▸ **Written exercise**
Using the data below, copy each line that includes the word "Coloração".

▸ **Materials provided**
»»
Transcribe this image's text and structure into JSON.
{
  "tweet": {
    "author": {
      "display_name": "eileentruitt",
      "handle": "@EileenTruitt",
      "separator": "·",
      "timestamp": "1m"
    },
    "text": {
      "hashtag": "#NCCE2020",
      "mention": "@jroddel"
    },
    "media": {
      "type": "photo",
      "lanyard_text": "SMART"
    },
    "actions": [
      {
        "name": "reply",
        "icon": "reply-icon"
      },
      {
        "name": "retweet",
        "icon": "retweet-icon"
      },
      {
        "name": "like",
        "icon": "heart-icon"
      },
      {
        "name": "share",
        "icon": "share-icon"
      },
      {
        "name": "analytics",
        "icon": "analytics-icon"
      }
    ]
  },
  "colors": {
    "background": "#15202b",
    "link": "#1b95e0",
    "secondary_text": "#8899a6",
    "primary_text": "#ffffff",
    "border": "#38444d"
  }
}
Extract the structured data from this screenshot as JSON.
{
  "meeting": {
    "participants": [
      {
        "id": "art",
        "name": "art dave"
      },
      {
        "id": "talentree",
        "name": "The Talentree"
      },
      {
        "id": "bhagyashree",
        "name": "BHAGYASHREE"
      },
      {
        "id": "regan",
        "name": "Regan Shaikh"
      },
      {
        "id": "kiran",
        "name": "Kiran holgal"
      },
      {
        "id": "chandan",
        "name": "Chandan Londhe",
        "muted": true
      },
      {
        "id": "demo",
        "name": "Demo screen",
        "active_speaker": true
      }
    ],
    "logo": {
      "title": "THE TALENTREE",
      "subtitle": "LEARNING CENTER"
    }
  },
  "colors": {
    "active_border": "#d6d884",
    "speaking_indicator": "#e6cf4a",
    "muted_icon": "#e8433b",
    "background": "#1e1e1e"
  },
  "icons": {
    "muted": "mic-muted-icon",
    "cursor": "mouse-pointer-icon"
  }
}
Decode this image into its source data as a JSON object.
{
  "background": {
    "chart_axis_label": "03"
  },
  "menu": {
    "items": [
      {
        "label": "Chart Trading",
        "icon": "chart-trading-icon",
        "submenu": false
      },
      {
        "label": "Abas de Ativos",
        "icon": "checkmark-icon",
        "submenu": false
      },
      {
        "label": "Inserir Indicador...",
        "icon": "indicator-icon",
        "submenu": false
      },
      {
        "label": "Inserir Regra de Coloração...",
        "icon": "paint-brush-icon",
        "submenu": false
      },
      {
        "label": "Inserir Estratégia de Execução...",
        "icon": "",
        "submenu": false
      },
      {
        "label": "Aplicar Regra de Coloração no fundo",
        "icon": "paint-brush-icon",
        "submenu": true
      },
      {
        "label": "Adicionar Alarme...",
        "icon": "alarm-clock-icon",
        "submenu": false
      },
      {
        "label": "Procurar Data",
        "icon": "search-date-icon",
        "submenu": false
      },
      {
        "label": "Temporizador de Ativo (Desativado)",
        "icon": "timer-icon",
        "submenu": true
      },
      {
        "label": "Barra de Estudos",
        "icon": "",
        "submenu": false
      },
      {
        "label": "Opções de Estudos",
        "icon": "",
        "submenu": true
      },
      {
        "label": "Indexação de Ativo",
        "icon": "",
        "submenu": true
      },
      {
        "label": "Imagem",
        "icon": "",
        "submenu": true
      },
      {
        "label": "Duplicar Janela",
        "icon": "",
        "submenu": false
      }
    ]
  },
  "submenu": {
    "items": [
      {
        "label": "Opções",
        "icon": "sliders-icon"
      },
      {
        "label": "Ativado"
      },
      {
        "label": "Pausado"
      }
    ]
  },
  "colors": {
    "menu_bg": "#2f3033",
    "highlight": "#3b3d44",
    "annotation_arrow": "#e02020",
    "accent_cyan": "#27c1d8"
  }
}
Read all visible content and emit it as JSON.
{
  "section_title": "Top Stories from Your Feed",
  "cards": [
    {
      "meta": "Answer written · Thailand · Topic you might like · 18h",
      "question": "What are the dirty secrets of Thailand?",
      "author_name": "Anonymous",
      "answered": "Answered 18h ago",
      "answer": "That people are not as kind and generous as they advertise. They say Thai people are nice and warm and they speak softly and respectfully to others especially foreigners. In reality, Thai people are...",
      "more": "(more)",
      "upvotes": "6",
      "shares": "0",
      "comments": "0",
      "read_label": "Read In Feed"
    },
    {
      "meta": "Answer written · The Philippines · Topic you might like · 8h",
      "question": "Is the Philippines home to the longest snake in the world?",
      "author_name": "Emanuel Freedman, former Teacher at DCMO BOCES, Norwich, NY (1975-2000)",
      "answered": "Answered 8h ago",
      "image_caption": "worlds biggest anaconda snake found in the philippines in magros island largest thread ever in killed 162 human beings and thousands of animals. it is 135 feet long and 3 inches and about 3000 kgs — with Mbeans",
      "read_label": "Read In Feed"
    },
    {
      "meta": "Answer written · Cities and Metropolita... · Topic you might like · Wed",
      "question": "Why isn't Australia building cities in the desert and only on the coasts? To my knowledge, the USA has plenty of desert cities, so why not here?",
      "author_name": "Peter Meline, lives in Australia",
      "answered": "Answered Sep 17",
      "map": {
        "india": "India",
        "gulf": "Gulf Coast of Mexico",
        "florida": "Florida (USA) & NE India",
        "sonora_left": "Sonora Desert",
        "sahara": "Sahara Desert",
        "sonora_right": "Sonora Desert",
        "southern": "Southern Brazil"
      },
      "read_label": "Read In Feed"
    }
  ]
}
««
▸ **Result of this task**
        "label": "Inserir Regra de Coloração...",
        "label": "Aplicar Regra de Coloração no fundo",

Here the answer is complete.